▸ **Task description**
Below is a listing; copy all of it exactly.

Structured figure records:
** Start **

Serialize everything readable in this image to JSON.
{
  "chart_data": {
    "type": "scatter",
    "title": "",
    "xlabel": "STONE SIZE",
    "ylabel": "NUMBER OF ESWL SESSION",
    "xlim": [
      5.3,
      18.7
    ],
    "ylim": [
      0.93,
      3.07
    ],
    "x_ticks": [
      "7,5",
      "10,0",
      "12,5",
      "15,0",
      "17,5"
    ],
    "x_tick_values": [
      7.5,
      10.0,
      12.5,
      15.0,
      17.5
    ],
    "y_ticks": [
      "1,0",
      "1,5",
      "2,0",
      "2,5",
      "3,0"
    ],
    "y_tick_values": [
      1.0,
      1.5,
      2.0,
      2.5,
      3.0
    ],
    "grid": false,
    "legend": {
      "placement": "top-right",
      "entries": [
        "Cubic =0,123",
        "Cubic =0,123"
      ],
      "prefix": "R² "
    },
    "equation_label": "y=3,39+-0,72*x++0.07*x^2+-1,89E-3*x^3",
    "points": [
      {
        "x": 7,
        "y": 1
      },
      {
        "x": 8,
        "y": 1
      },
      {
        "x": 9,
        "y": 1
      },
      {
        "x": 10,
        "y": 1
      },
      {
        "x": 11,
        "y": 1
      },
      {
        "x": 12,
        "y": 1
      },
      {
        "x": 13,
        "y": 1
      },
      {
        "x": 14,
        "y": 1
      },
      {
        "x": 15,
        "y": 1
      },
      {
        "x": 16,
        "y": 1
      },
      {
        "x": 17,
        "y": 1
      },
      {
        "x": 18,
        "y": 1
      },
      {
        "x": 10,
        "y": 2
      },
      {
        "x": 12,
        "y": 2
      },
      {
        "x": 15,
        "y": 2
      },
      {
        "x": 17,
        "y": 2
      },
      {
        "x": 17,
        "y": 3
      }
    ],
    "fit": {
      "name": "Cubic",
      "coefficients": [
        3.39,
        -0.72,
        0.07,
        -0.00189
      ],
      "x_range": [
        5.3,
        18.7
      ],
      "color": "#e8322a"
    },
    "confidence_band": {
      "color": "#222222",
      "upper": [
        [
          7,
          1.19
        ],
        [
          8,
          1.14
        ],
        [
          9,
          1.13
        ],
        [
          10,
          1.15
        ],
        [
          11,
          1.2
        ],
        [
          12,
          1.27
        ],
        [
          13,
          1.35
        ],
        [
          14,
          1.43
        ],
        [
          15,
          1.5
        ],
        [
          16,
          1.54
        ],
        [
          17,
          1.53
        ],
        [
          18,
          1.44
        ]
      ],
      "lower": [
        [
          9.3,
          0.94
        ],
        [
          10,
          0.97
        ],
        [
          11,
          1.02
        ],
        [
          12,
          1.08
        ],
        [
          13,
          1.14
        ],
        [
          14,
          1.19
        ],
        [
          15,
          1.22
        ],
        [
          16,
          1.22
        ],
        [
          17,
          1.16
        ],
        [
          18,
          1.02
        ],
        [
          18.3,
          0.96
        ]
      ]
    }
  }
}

** End **

▸ **Result for this exercise**
Serialize everything readable in this image to JSON.
{
  "chart_data": {
    "type": "scatter",
    "title": "",
    "xlabel": "STONE SIZE",
    "ylabel": "NUMBER OF ESWL SESSION",
    "xlim": [
      5.3,
      18.7
    ],
    "ylim": [
      0.93,
      3.07
    ],
    "x_ticks": [
      "7,5",
      "10,0",
      "12,5",
      "15,0",
      "17,5"
    ],
    "x_tick_values": [
      7.5,
      10.0,
      12.5,
      15.0,
      17.5
    ],
    "y_ticks": [
      "1,0",
      "1,5",
      "2,0",
      "2,5",
      "3,0"
    ],
    "y_tick_values": [
      1.0,
      1.5,
      2.0,
      2.5,
      3.0
    ],
    "grid": false,
    "legend": {
      "placement": "top-right",
      "entries": [
        "Cubic =0,123",
        "Cubic =0,123"
      ],
      "prefix": "R² "
    },
    "equation_label": "y=3,39+-0,72*x++0.07*x^2+-1,89E-3*x^3",
    "points": [
      {
        "x": 7,
        "y": 1
      },
      {
        "x": 8,
        "y": 1
      },
      {
        "x": 9,
        "y": 1
      },
      {
        "x": 10,
        "y": 1
      },
      {
        "x": 11,
        "y": 1
      },
      {
        "x": 12,
        "y": 1
      },
      {
        "x": 13,
        "y": 1
      },
      {
        "x": 14,
        "y": 1
      },
      {
        "x": 15,
        "y": 1
      },
      {
        "x": 16,
        "y": 1
      },
      {
        "x": 17,
        "y": 1
      },
      {
        "x": 18,
        "y": 1
      },
      {
        "x": 10,
        "y": 2
      },
      {
        "x": 12,
        "y": 2
      },
      {
        "x": 15,
        "y": 2
      },
      {
        "x": 17,
        "y": 2
      },
      {
        "x": 17,
        "y": 3
      }
    ],
    "fit": {
      "name": "Cubic",
      "coefficients": [
        3.39,
        -0.72,
        0.07,
        -0.00189
      ],
      "x_range": [
        5.3,
        18.7
      ],
      "color": "#e8322a"
    },
    "confidence_band": {
      "color": "#222222",
      "upper": [
        [
          7,
          1.19
        ],
        [
          8,
          1.14
        ],
        [
          9,
          1.13
        ],
        [
          10,
          1.15
        ],
        [
          11,
          1.2
        ],
        [
          12,
          1.27
        ],
        [
          13,
          1.35
        ],
        [
          14,
          1.43
        ],
        [
          15,
          1.5
        ],
        [
          16,
          1.54
        ],
        [
          17,
          1.53
        ],
        [
          18,
          1.44
        ]
      ],
      "lower": [
        [
          9.3,
          0.94
        ],
        [
          10,
          0.97
        ],
        [
          11,
          1.02
        ],
        [
          12,
          1.08
        ],
        [
          13,
          1.14
        ],
        [
          14,
          1.19
        ],
        [
          15,
          1.22
        ],
        [
          16,
          1.22
        ],
        [
          17,
          1.16
        ],
        [
          18,
          1.02
        ],
        [
          18.3,
          0.96
        ]
      ]
    }
  }
}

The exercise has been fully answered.